_PROBLEM DETAILS:_
Answer with nothing but a number: how many lines include the word "description"?

(Stored records)
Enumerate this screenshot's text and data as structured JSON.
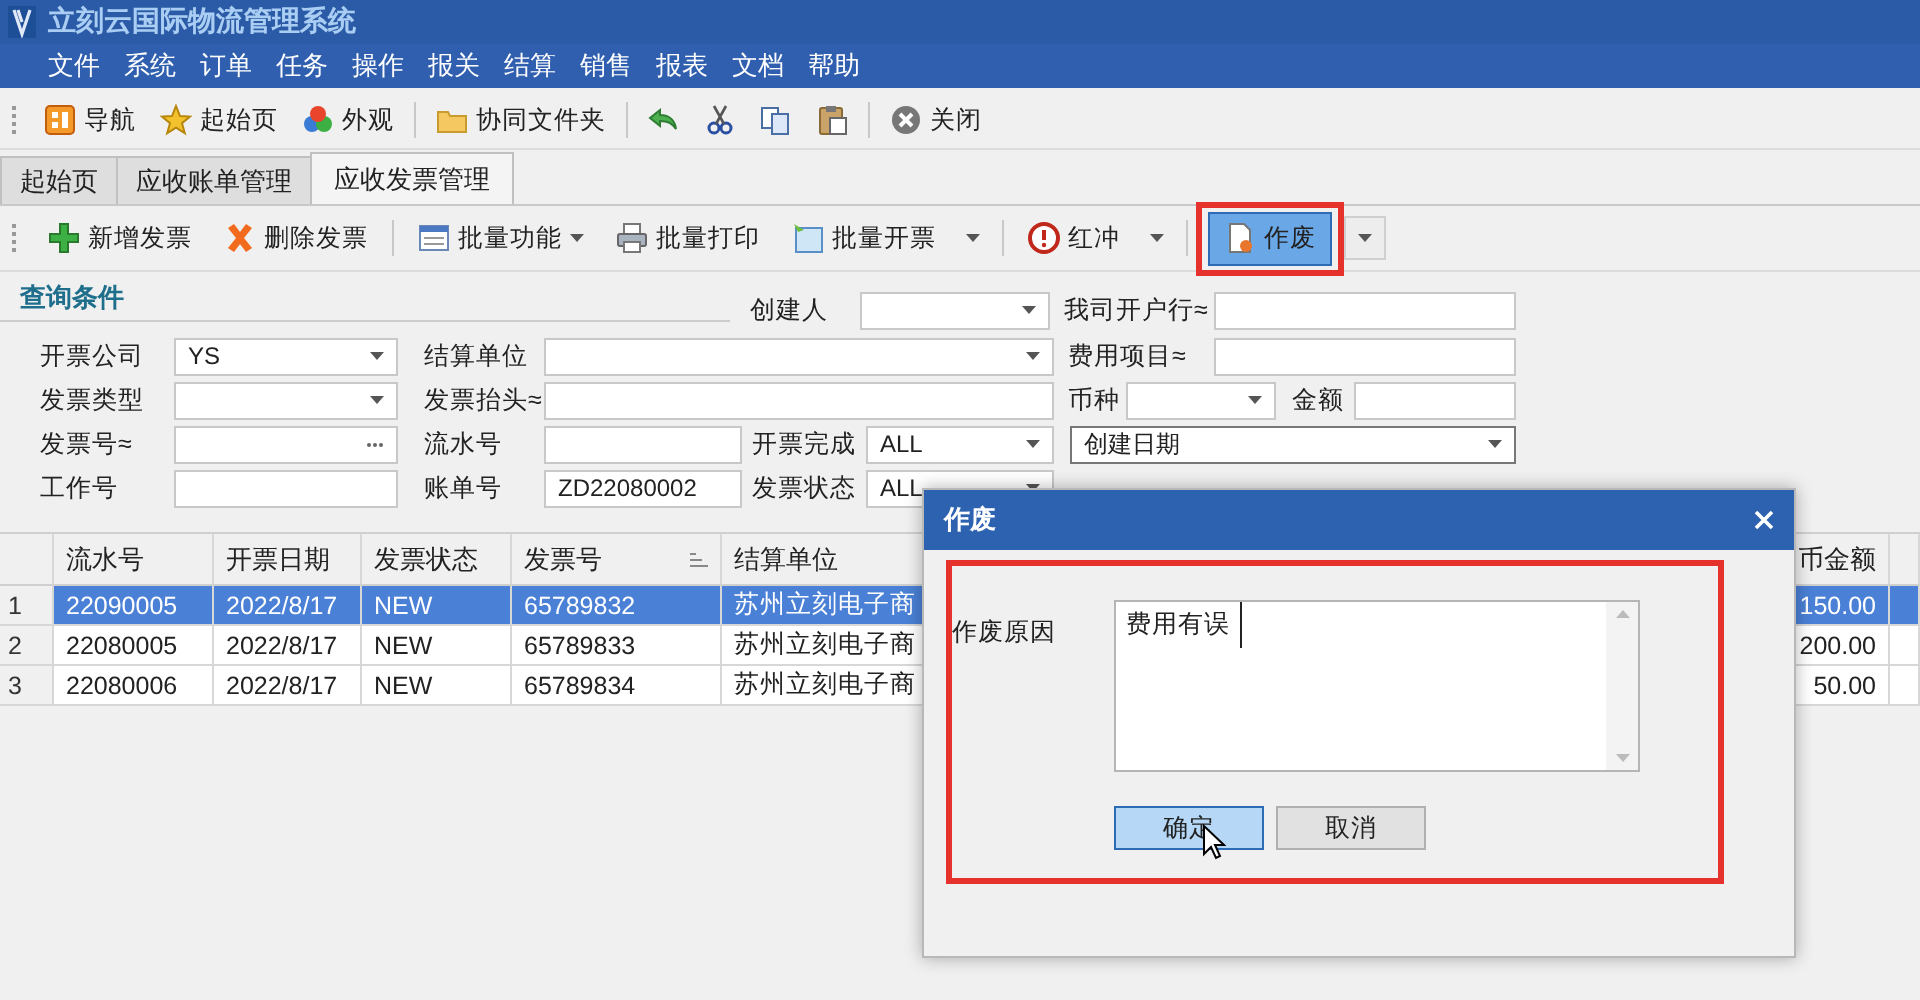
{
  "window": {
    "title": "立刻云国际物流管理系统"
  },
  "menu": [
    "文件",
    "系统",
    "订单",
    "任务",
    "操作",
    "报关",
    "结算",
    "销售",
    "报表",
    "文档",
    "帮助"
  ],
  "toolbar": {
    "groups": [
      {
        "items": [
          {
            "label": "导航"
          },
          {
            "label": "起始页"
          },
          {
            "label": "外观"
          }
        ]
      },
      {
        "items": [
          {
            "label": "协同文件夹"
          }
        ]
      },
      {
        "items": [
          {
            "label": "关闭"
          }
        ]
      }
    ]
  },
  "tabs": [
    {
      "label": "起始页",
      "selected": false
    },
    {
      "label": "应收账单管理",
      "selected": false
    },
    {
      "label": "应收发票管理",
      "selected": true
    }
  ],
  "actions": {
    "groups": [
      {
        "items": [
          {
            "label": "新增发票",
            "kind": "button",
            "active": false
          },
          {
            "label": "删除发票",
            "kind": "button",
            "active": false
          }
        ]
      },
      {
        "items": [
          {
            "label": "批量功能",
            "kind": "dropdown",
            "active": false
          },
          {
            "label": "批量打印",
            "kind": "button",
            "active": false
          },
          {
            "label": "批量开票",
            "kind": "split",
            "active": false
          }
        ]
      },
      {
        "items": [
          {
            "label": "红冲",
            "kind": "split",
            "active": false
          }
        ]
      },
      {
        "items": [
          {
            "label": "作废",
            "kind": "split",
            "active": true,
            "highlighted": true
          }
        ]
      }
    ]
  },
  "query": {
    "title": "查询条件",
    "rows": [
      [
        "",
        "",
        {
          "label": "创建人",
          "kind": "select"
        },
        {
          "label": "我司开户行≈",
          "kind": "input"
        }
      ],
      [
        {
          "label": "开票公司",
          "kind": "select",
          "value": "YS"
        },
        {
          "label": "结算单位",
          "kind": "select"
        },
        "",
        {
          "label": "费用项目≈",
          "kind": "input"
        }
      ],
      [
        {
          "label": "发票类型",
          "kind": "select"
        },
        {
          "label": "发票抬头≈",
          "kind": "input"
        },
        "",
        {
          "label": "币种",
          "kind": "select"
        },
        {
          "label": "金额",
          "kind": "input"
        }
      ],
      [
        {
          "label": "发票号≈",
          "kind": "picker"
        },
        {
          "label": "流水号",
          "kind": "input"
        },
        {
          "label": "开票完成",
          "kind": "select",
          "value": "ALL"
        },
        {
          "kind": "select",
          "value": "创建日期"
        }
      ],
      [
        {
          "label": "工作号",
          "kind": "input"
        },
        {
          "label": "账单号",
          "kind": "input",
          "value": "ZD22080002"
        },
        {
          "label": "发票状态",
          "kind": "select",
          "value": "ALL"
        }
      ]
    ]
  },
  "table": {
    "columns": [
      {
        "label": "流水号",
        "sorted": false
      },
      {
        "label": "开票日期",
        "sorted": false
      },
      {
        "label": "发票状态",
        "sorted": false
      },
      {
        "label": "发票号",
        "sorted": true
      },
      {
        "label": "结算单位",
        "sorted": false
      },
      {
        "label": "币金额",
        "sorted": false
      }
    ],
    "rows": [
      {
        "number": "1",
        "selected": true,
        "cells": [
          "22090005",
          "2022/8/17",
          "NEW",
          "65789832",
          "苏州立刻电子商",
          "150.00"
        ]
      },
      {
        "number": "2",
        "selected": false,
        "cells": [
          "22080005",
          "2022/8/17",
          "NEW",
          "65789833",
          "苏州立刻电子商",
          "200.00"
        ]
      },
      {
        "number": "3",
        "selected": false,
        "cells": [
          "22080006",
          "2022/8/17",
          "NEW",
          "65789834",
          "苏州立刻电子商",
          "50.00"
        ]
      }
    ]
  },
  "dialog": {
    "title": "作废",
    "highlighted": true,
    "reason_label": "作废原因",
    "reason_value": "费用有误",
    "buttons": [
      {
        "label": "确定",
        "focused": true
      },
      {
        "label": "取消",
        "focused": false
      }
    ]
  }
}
---
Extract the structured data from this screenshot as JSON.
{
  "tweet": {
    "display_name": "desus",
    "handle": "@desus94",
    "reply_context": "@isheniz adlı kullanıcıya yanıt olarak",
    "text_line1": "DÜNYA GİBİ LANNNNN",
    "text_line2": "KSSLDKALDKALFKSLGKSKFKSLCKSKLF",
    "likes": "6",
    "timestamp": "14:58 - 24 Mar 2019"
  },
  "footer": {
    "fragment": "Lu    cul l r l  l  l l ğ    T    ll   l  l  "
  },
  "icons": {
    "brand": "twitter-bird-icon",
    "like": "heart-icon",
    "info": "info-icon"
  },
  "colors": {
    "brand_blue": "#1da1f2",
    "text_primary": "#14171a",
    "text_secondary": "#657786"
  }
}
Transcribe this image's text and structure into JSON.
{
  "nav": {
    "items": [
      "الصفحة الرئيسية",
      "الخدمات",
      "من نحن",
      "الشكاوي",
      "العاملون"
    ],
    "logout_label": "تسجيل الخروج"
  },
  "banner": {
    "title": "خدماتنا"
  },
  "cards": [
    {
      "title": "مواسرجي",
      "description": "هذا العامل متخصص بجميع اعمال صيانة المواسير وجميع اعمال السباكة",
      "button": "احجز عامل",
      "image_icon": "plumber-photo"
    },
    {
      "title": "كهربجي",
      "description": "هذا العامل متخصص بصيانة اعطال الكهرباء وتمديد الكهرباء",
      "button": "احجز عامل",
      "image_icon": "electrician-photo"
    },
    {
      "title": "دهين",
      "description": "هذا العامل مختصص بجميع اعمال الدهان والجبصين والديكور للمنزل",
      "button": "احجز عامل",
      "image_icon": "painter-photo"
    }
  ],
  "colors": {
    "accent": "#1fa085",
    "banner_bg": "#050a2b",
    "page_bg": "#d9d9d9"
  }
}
* * *
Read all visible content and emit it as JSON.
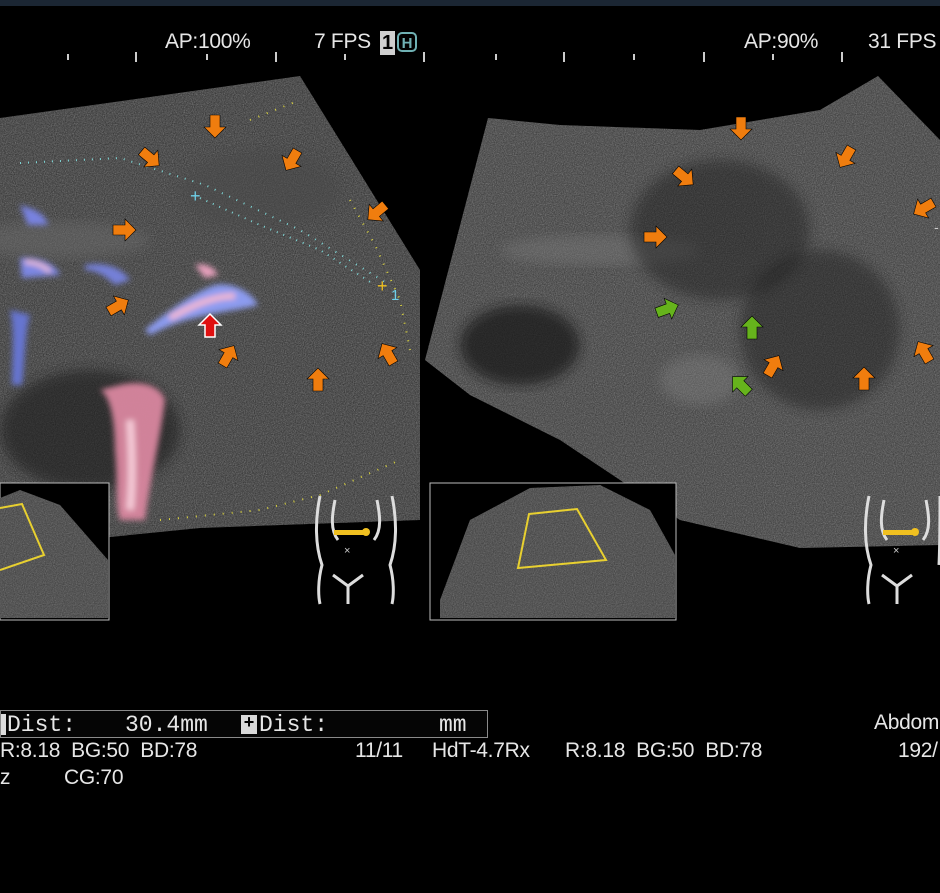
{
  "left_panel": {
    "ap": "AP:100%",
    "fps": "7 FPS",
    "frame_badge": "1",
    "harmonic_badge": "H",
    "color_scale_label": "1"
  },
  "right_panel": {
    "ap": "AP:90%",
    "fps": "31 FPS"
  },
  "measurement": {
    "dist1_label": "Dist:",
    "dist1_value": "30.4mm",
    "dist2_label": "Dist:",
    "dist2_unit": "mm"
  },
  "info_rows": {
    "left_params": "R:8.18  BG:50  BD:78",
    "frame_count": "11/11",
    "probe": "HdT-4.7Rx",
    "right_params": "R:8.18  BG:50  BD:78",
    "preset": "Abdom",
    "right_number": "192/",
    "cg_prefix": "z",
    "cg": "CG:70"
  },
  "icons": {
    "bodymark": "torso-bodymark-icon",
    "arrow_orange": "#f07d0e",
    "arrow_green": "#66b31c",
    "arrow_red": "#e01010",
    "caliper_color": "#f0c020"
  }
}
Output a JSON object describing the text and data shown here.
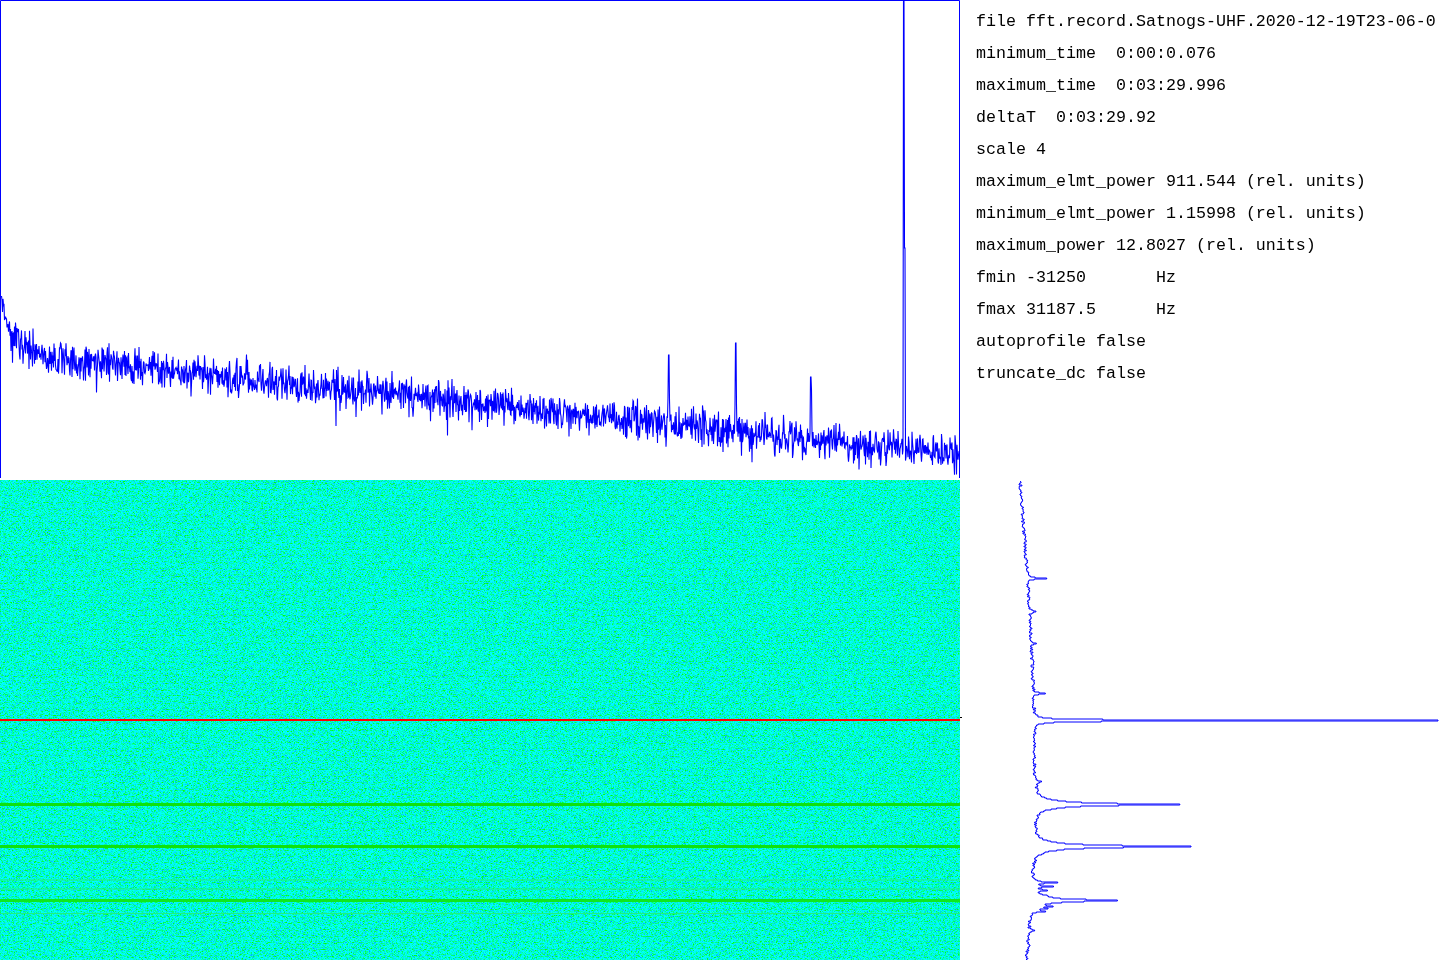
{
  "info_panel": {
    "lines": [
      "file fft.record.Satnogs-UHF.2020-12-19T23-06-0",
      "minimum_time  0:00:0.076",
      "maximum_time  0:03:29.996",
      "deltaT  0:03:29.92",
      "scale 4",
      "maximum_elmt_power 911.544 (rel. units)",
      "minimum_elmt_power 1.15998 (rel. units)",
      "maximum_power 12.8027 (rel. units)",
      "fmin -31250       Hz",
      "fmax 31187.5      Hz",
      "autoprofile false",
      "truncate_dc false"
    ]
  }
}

_RESULT:_
3